### Task statement
Pull out every line with the word "domini".

* * * * * * * * *

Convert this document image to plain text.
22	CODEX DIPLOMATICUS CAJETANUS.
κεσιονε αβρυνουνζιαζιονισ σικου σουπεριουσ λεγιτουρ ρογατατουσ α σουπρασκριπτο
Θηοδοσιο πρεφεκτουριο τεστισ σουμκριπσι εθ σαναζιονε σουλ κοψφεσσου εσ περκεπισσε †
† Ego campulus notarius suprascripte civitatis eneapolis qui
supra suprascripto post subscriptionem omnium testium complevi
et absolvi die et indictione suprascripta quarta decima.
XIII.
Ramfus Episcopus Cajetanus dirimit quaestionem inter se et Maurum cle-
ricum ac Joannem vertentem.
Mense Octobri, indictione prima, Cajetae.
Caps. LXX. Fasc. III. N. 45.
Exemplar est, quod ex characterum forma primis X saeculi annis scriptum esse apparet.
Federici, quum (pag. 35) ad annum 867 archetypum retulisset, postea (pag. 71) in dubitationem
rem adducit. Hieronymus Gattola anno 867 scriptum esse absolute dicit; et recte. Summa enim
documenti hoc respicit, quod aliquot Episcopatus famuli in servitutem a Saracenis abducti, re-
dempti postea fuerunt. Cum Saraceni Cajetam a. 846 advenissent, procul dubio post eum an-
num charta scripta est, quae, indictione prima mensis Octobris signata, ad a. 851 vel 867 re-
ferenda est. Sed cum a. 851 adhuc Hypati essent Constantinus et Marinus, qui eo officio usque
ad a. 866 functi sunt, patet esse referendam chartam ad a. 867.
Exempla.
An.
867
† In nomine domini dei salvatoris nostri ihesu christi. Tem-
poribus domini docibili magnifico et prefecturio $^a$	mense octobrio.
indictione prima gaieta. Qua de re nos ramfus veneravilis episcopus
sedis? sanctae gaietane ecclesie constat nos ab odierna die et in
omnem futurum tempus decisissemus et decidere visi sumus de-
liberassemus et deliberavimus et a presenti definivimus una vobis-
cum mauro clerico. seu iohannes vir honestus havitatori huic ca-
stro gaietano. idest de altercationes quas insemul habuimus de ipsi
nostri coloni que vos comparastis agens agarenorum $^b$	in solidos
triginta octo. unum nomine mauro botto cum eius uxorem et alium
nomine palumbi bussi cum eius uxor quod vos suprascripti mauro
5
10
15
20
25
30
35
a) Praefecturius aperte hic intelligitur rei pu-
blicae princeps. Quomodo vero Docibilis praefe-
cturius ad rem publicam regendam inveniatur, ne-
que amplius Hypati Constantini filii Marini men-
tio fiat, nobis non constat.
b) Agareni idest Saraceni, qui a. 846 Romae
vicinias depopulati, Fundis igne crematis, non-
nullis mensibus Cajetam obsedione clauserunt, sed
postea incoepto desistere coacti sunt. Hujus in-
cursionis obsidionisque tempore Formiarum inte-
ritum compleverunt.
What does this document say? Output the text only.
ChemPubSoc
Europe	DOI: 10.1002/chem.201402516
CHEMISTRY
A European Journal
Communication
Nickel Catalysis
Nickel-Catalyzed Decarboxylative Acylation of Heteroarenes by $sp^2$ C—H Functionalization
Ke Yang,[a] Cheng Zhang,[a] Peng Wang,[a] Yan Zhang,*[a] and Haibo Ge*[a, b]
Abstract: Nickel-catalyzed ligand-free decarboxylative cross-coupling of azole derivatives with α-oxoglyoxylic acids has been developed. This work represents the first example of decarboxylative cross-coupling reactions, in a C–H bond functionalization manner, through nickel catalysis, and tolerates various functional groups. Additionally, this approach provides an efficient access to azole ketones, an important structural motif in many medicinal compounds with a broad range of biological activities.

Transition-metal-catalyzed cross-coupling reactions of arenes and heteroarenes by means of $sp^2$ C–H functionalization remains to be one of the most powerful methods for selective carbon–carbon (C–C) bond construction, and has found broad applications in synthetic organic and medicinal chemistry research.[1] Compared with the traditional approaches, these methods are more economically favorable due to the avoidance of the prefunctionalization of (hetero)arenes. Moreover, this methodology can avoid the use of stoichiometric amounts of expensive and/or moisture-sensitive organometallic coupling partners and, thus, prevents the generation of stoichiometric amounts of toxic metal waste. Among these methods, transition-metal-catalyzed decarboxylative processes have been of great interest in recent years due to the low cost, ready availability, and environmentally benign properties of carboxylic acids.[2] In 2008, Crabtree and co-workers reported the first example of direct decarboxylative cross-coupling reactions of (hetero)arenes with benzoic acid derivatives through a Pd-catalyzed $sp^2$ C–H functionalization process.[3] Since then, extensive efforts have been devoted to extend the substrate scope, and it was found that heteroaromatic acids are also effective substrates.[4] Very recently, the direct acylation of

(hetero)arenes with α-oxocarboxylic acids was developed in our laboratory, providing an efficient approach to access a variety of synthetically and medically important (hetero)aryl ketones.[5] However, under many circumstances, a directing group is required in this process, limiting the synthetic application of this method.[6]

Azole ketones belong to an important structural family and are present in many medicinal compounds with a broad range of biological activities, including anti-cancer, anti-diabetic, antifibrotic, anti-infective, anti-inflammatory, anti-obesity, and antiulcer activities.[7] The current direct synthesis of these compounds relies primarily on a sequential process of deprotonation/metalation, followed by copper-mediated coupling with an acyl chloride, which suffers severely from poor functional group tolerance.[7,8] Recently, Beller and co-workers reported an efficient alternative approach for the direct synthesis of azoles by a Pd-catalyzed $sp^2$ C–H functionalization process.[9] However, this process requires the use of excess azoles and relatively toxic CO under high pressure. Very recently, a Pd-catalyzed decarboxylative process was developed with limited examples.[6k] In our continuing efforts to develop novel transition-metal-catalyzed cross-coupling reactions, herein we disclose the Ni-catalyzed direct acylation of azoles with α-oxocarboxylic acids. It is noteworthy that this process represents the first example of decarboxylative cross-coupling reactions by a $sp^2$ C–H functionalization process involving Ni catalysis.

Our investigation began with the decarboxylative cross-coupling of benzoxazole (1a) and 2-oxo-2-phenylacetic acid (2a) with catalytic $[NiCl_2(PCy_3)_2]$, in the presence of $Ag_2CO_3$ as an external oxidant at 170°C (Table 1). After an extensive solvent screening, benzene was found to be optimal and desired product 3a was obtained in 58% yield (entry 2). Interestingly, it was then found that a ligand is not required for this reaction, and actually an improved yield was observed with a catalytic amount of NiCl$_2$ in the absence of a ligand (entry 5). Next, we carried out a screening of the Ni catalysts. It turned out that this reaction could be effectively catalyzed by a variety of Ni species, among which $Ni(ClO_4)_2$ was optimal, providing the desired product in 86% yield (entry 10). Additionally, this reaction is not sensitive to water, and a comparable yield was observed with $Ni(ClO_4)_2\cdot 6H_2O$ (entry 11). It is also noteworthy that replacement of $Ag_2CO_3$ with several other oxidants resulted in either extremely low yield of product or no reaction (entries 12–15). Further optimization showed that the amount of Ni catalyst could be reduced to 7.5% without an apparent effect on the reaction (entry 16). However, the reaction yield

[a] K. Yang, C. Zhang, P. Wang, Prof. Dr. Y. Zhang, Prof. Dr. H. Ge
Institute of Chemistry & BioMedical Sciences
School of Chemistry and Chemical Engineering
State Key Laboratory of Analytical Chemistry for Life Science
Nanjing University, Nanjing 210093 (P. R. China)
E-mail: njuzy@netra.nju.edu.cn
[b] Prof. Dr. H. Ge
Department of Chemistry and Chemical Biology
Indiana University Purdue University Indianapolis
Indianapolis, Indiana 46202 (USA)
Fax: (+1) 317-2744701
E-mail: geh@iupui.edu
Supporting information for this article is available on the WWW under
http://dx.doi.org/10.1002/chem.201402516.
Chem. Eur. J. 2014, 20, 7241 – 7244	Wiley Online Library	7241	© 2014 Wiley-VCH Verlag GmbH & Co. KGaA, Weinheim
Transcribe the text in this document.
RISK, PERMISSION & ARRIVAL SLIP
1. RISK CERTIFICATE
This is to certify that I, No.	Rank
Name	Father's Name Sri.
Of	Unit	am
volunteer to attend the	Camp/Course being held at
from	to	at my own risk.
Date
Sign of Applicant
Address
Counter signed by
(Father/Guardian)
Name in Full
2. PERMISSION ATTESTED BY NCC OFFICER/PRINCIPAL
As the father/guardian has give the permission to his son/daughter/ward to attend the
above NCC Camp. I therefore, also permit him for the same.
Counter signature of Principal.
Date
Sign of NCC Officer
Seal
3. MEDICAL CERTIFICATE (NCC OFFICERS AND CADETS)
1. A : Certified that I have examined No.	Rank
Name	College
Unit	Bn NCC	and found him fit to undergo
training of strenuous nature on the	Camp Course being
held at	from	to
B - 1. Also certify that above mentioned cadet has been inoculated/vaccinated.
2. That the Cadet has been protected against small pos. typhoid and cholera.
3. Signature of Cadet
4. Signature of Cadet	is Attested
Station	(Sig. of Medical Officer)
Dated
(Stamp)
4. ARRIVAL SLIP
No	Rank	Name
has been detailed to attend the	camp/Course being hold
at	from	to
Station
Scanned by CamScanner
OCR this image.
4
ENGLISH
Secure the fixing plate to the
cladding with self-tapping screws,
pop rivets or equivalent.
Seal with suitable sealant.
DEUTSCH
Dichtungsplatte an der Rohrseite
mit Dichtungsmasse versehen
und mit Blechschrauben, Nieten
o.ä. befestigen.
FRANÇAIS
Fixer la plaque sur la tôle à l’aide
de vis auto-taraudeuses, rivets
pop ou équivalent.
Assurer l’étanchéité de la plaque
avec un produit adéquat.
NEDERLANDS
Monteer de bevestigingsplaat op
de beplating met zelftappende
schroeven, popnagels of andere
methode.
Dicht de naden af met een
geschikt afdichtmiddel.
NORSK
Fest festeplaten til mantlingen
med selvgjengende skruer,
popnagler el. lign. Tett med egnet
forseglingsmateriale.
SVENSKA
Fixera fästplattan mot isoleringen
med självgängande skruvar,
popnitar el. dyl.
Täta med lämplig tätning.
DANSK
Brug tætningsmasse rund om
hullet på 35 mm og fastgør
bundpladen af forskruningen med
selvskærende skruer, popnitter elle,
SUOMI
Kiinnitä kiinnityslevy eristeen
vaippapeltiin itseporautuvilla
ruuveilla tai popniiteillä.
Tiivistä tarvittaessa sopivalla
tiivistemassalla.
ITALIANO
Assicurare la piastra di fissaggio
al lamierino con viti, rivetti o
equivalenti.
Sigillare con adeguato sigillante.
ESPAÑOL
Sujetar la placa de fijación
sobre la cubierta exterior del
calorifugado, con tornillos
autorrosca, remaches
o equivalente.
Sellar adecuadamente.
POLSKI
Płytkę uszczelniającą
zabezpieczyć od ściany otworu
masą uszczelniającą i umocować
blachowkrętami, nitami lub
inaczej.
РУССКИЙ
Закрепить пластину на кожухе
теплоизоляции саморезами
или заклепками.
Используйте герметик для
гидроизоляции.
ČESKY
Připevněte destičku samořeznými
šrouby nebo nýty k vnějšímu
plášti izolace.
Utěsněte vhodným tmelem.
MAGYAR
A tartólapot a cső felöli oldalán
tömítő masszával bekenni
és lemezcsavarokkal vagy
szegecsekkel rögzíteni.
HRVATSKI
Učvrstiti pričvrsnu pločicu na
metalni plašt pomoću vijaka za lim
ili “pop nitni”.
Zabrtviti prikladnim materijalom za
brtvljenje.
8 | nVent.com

* * * * * * * * *

### Response
† In nomine domini dei salvatoris nostri ihesu christi. Tem-
poribus domini docibili magnifico et prefecturio $^a$	mense octobrio.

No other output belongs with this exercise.